> **EXERCISE MATERIALS**
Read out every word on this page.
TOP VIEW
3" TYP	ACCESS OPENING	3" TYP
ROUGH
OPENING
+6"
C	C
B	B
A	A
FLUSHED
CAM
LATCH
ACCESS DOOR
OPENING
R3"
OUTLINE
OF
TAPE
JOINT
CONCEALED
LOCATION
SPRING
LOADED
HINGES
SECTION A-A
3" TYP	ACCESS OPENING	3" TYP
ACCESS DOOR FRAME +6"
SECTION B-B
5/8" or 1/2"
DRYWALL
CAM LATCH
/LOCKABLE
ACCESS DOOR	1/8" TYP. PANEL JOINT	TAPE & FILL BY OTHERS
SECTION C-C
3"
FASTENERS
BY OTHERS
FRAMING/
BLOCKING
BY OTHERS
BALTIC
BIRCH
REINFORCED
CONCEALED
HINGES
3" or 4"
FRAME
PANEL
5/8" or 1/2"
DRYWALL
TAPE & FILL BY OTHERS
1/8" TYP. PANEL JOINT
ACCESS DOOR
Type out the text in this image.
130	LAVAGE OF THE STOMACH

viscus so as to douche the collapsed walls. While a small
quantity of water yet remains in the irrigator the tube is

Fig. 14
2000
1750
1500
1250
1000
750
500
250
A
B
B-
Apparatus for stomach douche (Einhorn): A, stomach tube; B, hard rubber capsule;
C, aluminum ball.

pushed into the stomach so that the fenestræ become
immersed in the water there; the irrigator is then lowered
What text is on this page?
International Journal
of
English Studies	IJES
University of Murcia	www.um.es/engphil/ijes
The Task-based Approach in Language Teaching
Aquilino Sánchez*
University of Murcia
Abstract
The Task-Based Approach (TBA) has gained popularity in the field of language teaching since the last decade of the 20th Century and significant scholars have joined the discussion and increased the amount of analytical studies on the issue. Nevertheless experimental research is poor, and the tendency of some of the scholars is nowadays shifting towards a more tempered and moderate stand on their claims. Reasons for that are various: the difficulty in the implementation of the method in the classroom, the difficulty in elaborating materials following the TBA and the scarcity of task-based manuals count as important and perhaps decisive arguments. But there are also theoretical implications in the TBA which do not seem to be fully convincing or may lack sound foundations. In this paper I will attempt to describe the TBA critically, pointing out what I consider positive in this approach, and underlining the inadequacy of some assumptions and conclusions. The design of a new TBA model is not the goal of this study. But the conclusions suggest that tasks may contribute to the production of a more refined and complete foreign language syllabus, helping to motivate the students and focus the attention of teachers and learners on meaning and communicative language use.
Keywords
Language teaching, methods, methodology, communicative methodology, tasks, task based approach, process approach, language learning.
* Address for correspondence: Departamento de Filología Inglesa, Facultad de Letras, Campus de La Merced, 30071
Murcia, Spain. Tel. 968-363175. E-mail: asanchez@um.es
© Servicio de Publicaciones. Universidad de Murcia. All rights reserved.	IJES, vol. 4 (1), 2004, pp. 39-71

> **STATED PROBLEM**
Return all of the entries word for word.

> **ANSWER**
Read out every word on this page.
TOP VIEW
3" TYP	ACCESS OPENING	3" TYP
ROUGH
OPENING
+6"
C	C
B	B
A	A
FLUSHED
CAM
LATCH
ACCESS DOOR
OPENING
R3"
OUTLINE
OF
TAPE
JOINT
CONCEALED
LOCATION
SPRING
LOADED
HINGES
SECTION A-A
3" TYP	ACCESS OPENING	3" TYP
ACCESS DOOR FRAME +6"
SECTION B-B
5/8" or 1/2"
DRYWALL
CAM LATCH
/LOCKABLE
ACCESS DOOR	1/8" TYP. PANEL JOINT	TAPE & FILL BY OTHERS
SECTION C-C
3"
FASTENERS
BY OTHERS
FRAMING/
BLOCKING
BY OTHERS
BALTIC
BIRCH
REINFORCED
CONCEALED
HINGES
3" or 4"
FRAME
PANEL
5/8" or 1/2"
DRYWALL
TAPE & FILL BY OTHERS
1/8" TYP. PANEL JOINT
ACCESS DOOR
Type out the text in this image.
130	LAVAGE OF THE STOMACH

viscus so as to douche the collapsed walls. While a small
quantity of water yet remains in the irrigator the tube is

Fig. 14
2000
1750
1500
1250
1000
750
500
250
A
B
B-
Apparatus for stomach douche (Einhorn): A, stomach tube; B, hard rubber capsule;
C, aluminum ball.

pushed into the stomach so that the fenestræ become
immersed in the water there; the irrigator is then lowered
What text is on this page?
International Journal
of
English Studies	IJES
University of Murcia	www.um.es/engphil/ijes
The Task-based Approach in Language Teaching
Aquilino Sánchez*
University of Murcia
Abstract
The Task-Based Approach (TBA) has gained popularity in the field of language teaching since the last decade of the 20th Century and significant scholars have joined the discussion and increased the amount of analytical studies on the issue. Nevertheless experimental research is poor, and the tendency of some of the scholars is nowadays shifting towards a more tempered and moderate stand on their claims. Reasons for that are various: the difficulty in the implementation of the method in the classroom, the difficulty in elaborating materials following the TBA and the scarcity of task-based manuals count as important and perhaps decisive arguments. But there are also theoretical implications in the TBA which do not seem to be fully convincing or may lack sound foundations. In this paper I will attempt to describe the TBA critically, pointing out what I consider positive in this approach, and underlining the inadequacy of some assumptions and conclusions. The design of a new TBA model is not the goal of this study. But the conclusions suggest that tasks may contribute to the production of a more refined and complete foreign language syllabus, helping to motivate the students and focus the attention of teachers and learners on meaning and communicative language use.
Keywords
Language teaching, methods, methodology, communicative methodology, tasks, task based approach, process approach, language learning.
* Address for correspondence: Departamento de Filología Inglesa, Facultad de Letras, Campus de La Merced, 30071
Murcia, Spain. Tel. 968-363175. E-mail: asanchez@um.es
© Servicio de Publicaciones. Universidad de Murcia. All rights reserved.	IJES, vol. 4 (1), 2004, pp. 39-71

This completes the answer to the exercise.